__OBJECTIVE__: Where does the string "Mandatory" appear in the records? Copy every line that contains it.

__RECORDS__:
►
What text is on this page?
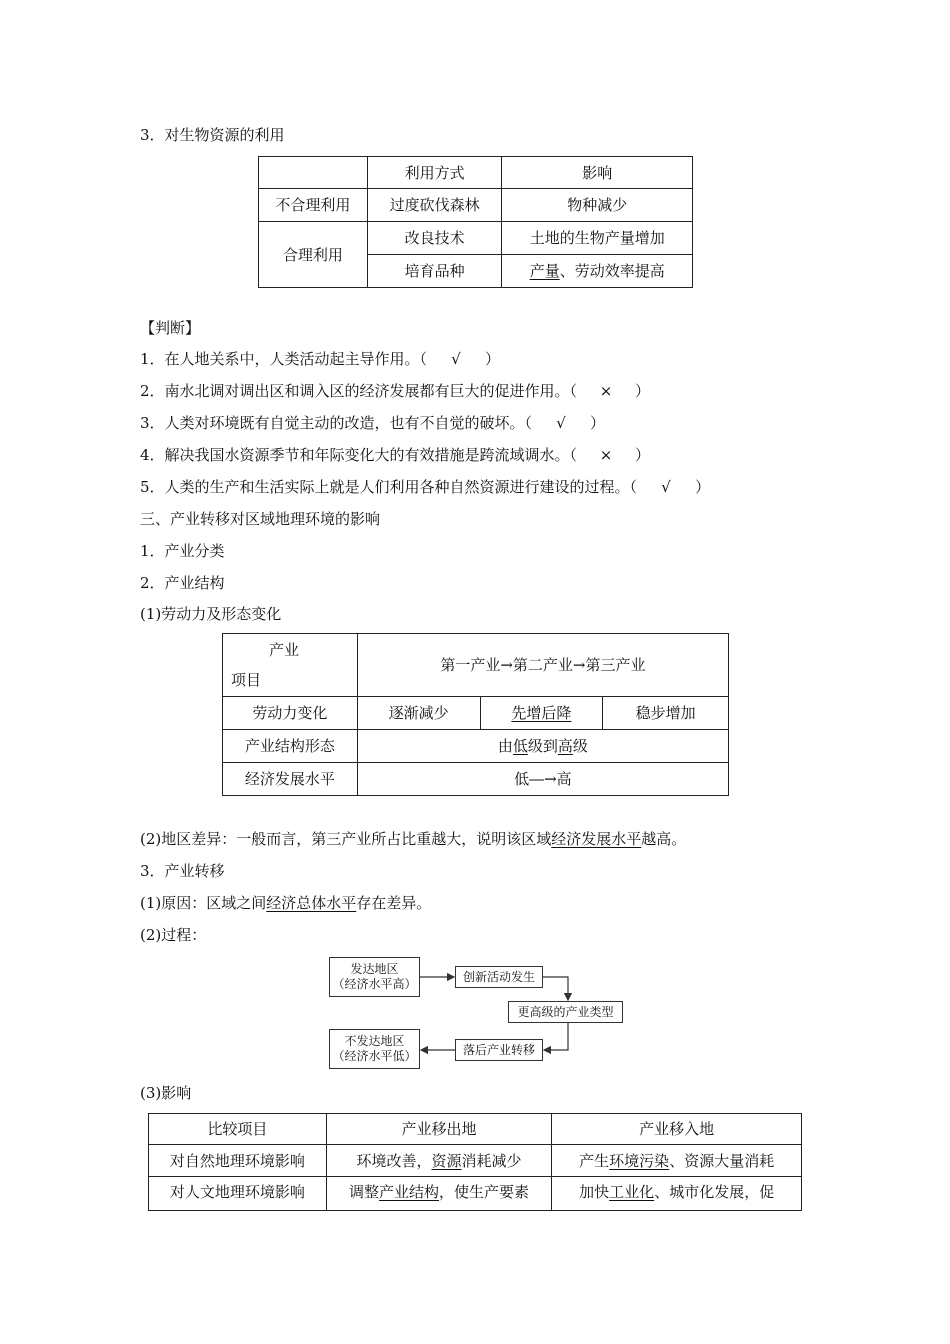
3．对生物资源的利用
	利用方式	影响
不合理利用	过度砍伐森林	物种减少
合理利用	改良技术	土地的生物产量增加
	培育品种	产量、劳动效率提高
【判断】
1．在人地关系中，人类活动起主导作用。（ √ ）
2．南水北调对调出区和调入区的经济发展都有巨大的促进作用。（ × ）
3．人类对环境既有自觉主动的改造，也有不自觉的破坏。（ √ ）
4．解决我国水资源季节和年际变化大的有效措施是跨流域调水。（ × ）
5．人类的生产和生活实际上就是人们利用各种自然资源进行建设的过程。（ √ ）
三、产业转移对区域地理环境的影响
1．产业分类
2．产业结构
(1)劳动力及形态变化
产业
项目	第一产业→第二产业→第三产业		
劳动力变化	逐渐减少	先增后降	稳步增加
产业结构形态	由低级到高级		
经济发展水平	低―→高		
(2)地区差异：一般而言，第三产业所占比重越大，说明该区域经济发展水平越高。
3．产业转移
(1)原因：区域之间经济总体水平存在差异。
(2)过程：
发达地区
（经济水平高）
创新活动发生
更高级的产业类型
落后产业转移
不发达地区
（经济水平低）
(3)影响
比较项目	产业移出地	产业移入地
对自然地理环境影响	环境改善，资源消耗减少	产生环境污染、资源大量消耗
对人文地理环境影响	调整产业结构，使生产要素	加快工业化、城市化发展，促
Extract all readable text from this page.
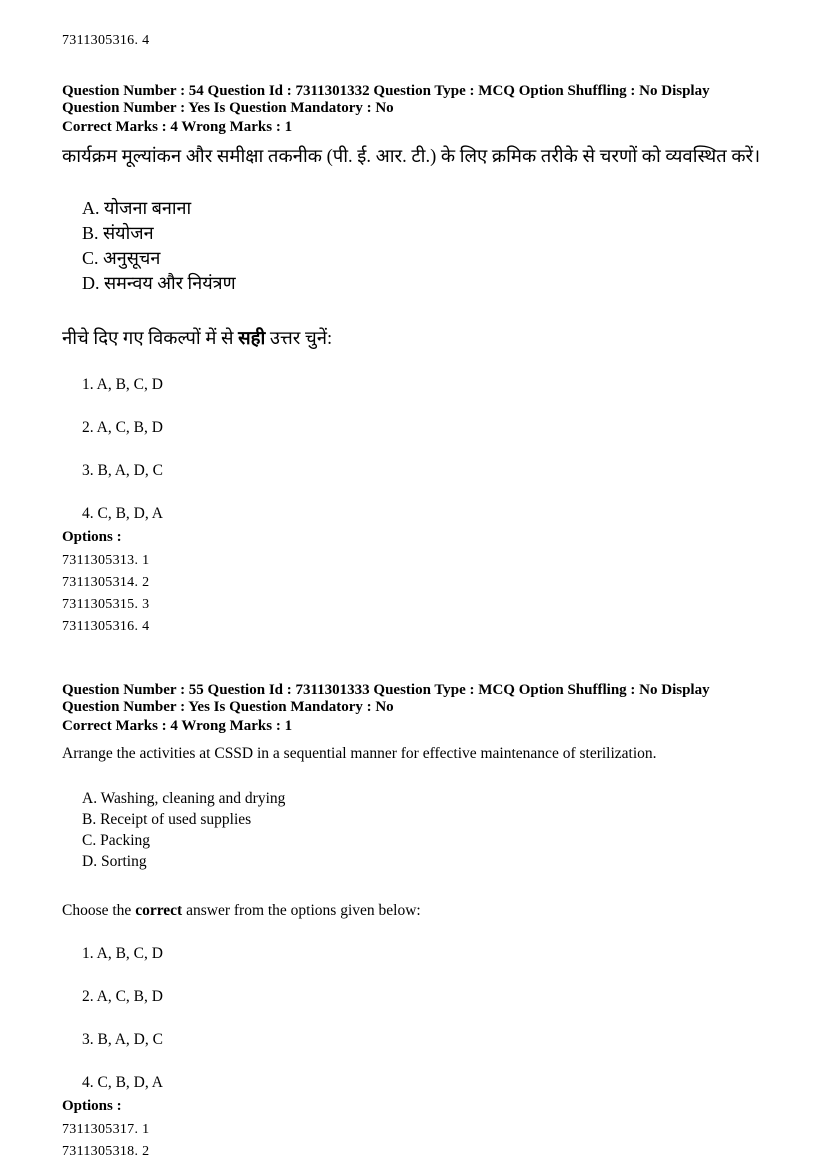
7311305316. 4

Question Number : 54 Question Id : 7311301332 Question Type : MCQ Option Shuffling : No Display Question Number : Yes Is Question Mandatory : No

Correct Marks : 4 Wrong Marks : 1

कार्यक्रम मूल्यांकन और समीक्षा तकनीक (पी. ई. आर. टी.) के लिए क्रमिक तरीके से चरणों को व्यवस्थित करें।

A. योजना बनाना

B. संयोजन

C. अनुसूचन

D. समन्वय और नियंत्रण

नीचे दिए गए विकल्पों में से सही उत्तर चुनें:

1. A, B, C, D

2. A, C, B, D

3. B, A, D, C

4. C, B, D, A

Options :

7311305313. 1

7311305314. 2

7311305315. 3

7311305316. 4

Question Number : 55 Question Id : 7311301333 Question Type : MCQ Option Shuffling : No Display Question Number : Yes Is Question Mandatory : No

Correct Marks : 4 Wrong Marks : 1

Arrange the activities at CSSD in a sequential manner for effective maintenance of sterilization.

A. Washing, cleaning and drying

B. Receipt of used supplies

C. Packing

D. Sorting

Choose the correct answer from the options given below:

1. A, B, C, D

2. A, C, B, D

3. B, A, D, C

4. C, B, D, A

Options :

7311305317. 1

7311305318. 2
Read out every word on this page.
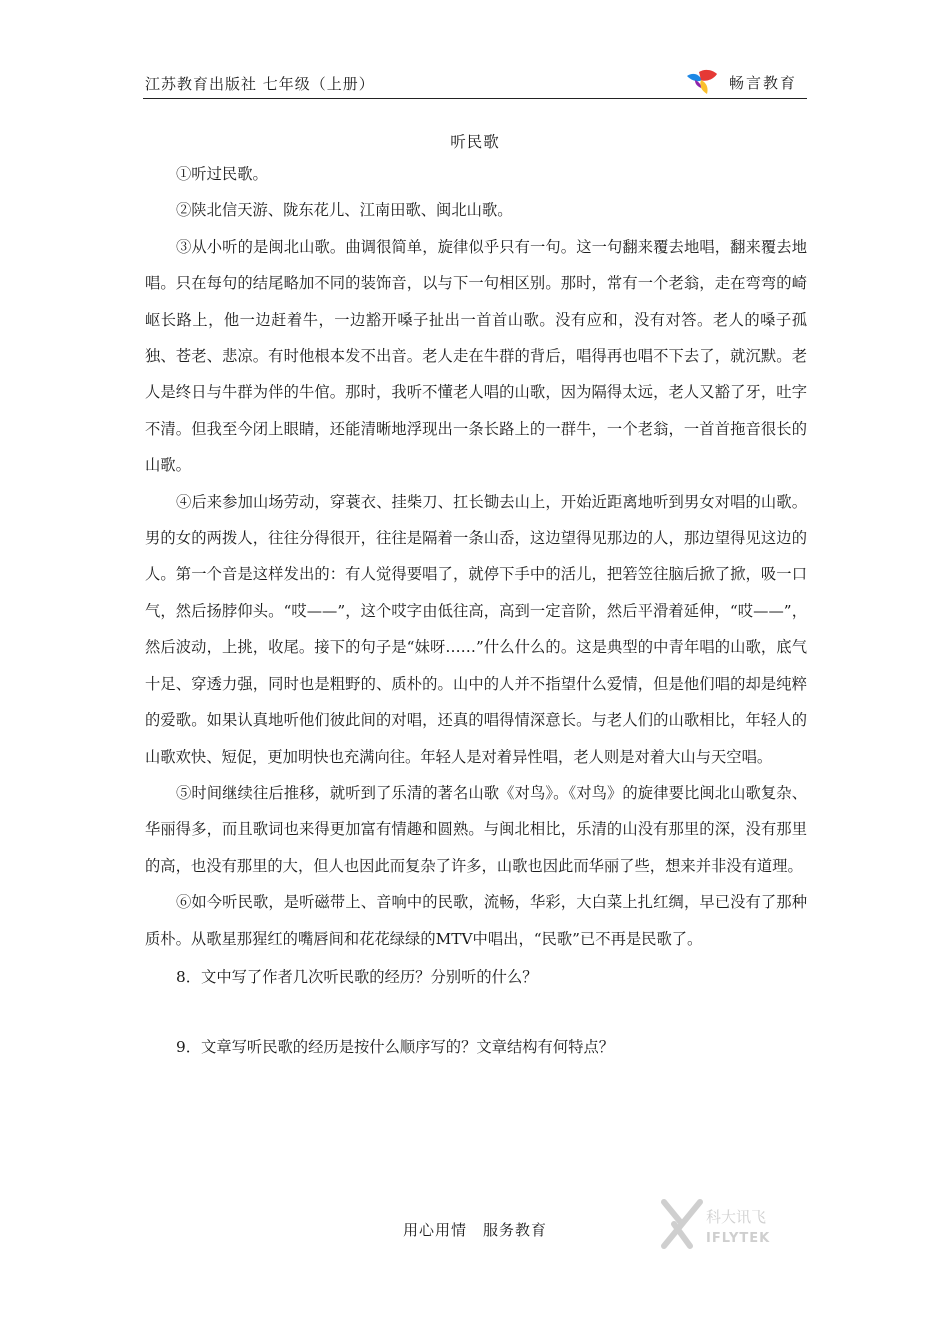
江苏教育出版社 七年级（上册）	畅言教育
听民歌

①听过民歌。

②陕北信天游、陇东花儿、江南田歌、闽北山歌。

③从小听的是闽北山歌。曲调很简单，旋律似乎只有一句。这一句翻来覆去地唱，翻来覆去地唱。只在每句的结尾略加不同的装饰音，以与下一句相区别。那时，常有一个老翁，走在弯弯的崎岖长路上，他一边赶着牛，一边豁开嗓子扯出一首首山歌。没有应和，没有对答。老人的嗓子孤独、苍老、悲凉。有时他根本发不出音。老人走在牛群的背后，唱得再也唱不下去了，就沉默。老人是终日与牛群为伴的牛倌。那时，我听不懂老人唱的山歌，因为隔得太远，老人又豁了牙，吐字不清。但我至今闭上眼睛，还能清晰地浮现出一条长路上的一群牛，一个老翁，一首首拖音很长的山歌。

④后来参加山场劳动，穿蓑衣、挂柴刀、扛长锄去山上，开始近距离地听到男女对唱的山歌。男的女的两拨人，往往分得很开，往往是隔着一条山岙，这边望得见那边的人，那边望得见这边的人。第一个音是这样发出的：有人觉得要唱了，就停下手中的活儿，把箬笠往脑后掀了掀，吸一口气，然后扬脖仰头。“哎——”，这个哎字由低往高，高到一定音阶，然后平滑着延伸，“哎——”，然后波动，上挑，收尾。接下的句子是“妹呀……”什么什么的。这是典型的中青年唱的山歌，底气十足、穿透力强，同时也是粗野的、质朴的。山中的人并不指望什么爱情，但是他们唱的却是纯粹的爱歌。如果认真地听他们彼此间的对唱，还真的唱得情深意长。与老人们的山歌相比，年轻人的山歌欢快、短促，更加明快也充满向往。年轻人是对着异性唱，老人则是对着大山与天空唱。

⑤时间继续往后推移，就听到了乐清的著名山歌《对鸟》。《对鸟》的旋律要比闽北山歌复杂、华丽得多，而且歌词也来得更加富有情趣和圆熟。与闽北相比，乐清的山没有那里的深，没有那里的高，也没有那里的大，但人也因此而复杂了许多，山歌也因此而华丽了些，想来并非没有道理。

⑥如今听民歌，是听磁带上、音响中的民歌，流畅，华彩，大白菜上扎红绸，早已没有了那种质朴。从歌星那猩红的嘴唇间和花花绿绿的MTV中唱出，“民歌”已不再是民歌了。

8．文中写了作者几次听民歌的经历？分别听的什么？

9．文章写听民歌的经历是按什么顺序写的？文章结构有何特点？

用心用情　服务教育
科大讯飞
IFLYTEK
◄
__SOLUTION TO THIS TASK__:
Question Number : 54 Question Id : 7311301332 Question Type : MCQ Option Shuffling : No Display Question Number : Yes Is Question Mandatory : No
Question Number : 55 Question Id : 7311301333 Question Type : MCQ Option Shuffling : No Display Question Number : Yes Is Question Mandatory : No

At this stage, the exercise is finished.